_GOAL_. Scan the data below and pick out the lines containing the word "human".

═══

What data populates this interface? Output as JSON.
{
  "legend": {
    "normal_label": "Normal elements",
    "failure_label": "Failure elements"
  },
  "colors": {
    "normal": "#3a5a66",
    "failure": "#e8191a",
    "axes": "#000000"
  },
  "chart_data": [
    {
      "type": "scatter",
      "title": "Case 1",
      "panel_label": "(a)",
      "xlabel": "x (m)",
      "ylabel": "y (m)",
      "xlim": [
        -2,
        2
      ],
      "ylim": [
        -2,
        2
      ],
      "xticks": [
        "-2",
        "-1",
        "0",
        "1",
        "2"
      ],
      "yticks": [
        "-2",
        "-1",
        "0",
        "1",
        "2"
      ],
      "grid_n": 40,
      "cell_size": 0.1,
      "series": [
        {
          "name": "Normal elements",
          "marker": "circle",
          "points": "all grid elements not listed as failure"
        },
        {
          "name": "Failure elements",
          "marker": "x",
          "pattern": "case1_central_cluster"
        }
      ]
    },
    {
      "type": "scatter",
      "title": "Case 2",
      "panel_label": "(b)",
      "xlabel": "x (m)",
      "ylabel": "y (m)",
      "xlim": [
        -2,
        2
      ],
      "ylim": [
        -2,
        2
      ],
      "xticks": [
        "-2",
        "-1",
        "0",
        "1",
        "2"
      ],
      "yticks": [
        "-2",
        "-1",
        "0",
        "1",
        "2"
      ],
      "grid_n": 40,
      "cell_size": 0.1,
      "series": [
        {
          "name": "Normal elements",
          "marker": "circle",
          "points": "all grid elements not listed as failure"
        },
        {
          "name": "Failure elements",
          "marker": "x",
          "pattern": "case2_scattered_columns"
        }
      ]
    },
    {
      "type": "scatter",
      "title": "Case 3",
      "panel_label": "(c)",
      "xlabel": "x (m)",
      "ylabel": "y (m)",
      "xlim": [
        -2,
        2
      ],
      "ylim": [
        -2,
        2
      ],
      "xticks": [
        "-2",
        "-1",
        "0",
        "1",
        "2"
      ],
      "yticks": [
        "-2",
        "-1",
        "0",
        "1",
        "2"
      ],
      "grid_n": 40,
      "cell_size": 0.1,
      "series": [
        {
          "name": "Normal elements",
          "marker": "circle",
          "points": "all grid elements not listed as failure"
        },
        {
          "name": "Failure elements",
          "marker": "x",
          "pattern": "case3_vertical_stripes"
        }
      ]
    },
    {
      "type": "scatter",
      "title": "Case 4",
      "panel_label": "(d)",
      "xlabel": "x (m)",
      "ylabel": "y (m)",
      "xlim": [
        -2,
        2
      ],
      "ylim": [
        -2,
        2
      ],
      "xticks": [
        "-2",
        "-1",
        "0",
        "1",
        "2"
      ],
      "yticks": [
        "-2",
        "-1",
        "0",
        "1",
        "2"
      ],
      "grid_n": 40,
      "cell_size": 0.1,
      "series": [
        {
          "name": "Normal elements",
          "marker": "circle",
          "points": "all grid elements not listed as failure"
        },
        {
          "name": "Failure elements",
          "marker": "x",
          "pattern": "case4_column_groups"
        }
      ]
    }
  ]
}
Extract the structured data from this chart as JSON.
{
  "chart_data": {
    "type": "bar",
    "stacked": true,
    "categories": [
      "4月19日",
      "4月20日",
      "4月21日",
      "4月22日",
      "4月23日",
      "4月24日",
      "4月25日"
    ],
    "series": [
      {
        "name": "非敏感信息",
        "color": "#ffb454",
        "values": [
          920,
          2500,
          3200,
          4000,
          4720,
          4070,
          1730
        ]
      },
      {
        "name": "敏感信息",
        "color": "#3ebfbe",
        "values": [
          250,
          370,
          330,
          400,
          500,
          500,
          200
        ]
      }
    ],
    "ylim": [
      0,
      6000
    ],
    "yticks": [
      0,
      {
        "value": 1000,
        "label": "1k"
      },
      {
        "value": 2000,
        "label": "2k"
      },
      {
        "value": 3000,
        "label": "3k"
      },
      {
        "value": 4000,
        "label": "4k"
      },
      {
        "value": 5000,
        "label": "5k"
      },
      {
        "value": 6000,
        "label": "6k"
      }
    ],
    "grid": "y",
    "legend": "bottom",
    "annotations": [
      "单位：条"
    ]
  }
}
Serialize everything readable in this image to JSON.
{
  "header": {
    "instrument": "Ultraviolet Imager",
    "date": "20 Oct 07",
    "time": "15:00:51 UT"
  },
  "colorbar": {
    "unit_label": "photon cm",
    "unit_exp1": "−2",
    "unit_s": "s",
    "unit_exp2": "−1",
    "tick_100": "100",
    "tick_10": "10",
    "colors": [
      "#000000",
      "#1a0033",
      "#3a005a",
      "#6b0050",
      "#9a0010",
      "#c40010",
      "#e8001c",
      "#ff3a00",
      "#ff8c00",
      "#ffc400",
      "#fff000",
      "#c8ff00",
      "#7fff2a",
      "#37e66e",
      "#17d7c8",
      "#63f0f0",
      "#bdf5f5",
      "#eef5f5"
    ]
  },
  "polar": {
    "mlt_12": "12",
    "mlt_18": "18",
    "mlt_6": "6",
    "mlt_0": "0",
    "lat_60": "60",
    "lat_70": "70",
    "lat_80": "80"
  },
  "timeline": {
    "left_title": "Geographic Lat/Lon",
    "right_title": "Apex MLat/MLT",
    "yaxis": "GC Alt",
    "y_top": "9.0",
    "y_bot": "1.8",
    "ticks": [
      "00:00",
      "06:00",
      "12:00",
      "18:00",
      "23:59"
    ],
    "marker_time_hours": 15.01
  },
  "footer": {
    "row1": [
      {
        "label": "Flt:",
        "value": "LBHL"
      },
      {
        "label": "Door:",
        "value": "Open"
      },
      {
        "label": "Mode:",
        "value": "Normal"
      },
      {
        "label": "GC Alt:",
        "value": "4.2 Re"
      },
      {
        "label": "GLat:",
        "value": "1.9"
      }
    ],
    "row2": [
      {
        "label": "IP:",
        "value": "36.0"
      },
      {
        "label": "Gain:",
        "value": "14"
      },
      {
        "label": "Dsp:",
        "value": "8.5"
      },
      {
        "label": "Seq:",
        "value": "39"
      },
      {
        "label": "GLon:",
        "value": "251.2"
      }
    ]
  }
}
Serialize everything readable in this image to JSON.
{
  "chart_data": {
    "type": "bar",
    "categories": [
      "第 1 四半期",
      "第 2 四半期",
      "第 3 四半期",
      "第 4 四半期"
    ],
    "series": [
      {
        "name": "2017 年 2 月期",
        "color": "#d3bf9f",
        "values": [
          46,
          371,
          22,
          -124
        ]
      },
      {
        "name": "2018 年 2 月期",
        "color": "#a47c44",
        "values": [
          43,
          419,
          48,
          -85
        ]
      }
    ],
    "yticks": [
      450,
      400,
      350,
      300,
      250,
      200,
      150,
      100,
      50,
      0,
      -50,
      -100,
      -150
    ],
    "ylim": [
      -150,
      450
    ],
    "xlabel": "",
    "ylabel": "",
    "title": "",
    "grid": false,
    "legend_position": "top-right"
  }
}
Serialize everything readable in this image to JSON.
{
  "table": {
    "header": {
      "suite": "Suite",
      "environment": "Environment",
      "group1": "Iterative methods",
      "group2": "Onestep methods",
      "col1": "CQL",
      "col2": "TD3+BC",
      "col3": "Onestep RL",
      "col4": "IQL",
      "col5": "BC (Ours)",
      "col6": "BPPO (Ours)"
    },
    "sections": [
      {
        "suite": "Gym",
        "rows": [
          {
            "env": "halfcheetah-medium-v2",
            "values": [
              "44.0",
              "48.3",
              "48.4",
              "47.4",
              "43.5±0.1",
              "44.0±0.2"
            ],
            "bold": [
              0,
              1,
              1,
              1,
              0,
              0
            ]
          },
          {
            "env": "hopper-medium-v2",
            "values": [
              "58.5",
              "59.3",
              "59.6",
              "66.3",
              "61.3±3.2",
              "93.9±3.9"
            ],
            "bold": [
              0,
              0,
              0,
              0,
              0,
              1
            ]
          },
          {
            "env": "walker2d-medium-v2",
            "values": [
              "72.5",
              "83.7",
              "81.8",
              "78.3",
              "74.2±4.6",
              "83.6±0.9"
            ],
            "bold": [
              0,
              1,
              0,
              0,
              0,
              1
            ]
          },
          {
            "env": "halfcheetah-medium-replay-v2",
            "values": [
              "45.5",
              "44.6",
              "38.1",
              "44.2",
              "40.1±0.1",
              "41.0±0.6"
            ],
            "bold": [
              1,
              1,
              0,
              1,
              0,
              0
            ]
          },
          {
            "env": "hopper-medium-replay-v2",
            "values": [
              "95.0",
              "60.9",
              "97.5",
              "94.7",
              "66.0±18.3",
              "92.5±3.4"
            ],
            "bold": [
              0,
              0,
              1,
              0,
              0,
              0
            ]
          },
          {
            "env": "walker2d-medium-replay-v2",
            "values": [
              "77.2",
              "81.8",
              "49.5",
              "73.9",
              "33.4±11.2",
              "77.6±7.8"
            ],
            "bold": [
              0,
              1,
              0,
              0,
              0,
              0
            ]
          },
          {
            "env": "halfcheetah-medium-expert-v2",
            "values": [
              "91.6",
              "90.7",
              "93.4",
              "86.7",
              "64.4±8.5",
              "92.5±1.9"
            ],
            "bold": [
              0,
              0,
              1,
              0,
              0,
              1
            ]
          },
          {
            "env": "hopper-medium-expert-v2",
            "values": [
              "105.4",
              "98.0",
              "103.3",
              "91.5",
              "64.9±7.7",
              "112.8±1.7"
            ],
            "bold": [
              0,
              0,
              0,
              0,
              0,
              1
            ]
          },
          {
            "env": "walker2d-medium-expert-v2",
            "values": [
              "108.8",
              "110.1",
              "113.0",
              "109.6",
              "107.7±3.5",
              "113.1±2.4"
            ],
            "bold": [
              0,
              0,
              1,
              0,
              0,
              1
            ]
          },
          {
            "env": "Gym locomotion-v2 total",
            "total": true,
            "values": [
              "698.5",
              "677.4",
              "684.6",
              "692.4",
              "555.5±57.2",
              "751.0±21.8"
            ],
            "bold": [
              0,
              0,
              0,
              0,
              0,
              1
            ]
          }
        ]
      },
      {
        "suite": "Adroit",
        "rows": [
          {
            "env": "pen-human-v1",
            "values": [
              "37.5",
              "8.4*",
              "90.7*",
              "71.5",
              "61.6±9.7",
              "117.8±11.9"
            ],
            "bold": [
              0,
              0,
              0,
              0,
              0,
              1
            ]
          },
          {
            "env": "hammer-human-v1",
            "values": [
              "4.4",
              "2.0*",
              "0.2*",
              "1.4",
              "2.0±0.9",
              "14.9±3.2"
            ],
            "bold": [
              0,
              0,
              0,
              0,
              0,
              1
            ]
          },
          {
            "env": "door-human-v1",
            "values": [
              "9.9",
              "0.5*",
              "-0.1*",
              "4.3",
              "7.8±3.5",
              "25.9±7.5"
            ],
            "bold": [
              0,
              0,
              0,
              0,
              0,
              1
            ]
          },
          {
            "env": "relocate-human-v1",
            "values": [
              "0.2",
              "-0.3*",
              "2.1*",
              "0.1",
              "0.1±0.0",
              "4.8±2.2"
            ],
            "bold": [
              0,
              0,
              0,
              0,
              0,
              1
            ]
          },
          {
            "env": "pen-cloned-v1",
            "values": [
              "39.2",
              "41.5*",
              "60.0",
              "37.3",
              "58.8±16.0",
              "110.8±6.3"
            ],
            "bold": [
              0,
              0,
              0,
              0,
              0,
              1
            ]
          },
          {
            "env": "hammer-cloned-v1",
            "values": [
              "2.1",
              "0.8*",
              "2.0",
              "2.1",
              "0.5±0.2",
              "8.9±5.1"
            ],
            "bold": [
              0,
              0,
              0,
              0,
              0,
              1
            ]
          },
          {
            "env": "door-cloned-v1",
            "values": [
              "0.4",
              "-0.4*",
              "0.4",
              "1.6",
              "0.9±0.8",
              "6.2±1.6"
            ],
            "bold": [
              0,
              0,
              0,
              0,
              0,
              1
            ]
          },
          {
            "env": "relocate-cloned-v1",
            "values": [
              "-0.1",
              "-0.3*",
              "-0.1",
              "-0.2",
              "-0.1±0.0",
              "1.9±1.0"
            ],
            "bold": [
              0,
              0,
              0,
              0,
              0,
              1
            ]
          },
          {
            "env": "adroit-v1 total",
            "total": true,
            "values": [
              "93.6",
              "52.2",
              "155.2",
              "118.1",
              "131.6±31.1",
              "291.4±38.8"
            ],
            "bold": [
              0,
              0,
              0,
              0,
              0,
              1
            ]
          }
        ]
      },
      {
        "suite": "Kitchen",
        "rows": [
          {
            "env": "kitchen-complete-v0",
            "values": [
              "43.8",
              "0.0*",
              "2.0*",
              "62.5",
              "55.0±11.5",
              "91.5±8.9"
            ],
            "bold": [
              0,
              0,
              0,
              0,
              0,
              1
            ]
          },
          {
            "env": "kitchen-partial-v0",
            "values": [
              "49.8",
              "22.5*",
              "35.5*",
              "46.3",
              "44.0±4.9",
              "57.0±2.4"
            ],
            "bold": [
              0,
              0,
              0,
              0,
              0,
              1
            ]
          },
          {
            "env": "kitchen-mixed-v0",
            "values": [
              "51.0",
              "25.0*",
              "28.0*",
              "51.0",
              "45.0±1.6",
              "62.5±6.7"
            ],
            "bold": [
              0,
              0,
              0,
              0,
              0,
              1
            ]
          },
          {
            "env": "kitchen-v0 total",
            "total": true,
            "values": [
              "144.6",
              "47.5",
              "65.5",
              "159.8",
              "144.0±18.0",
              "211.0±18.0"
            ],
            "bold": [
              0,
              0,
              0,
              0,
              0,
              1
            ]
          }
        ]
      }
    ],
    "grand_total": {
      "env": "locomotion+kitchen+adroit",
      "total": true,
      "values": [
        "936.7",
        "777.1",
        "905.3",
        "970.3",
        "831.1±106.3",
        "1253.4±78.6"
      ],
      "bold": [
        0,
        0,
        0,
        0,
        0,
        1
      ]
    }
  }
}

═══

_FULL SOLUTION_.
            "env": "pen-human-v1",
            "env": "hammer-human-v1",
            "env": "door-human-v1",
            "env": "relocate-human-v1",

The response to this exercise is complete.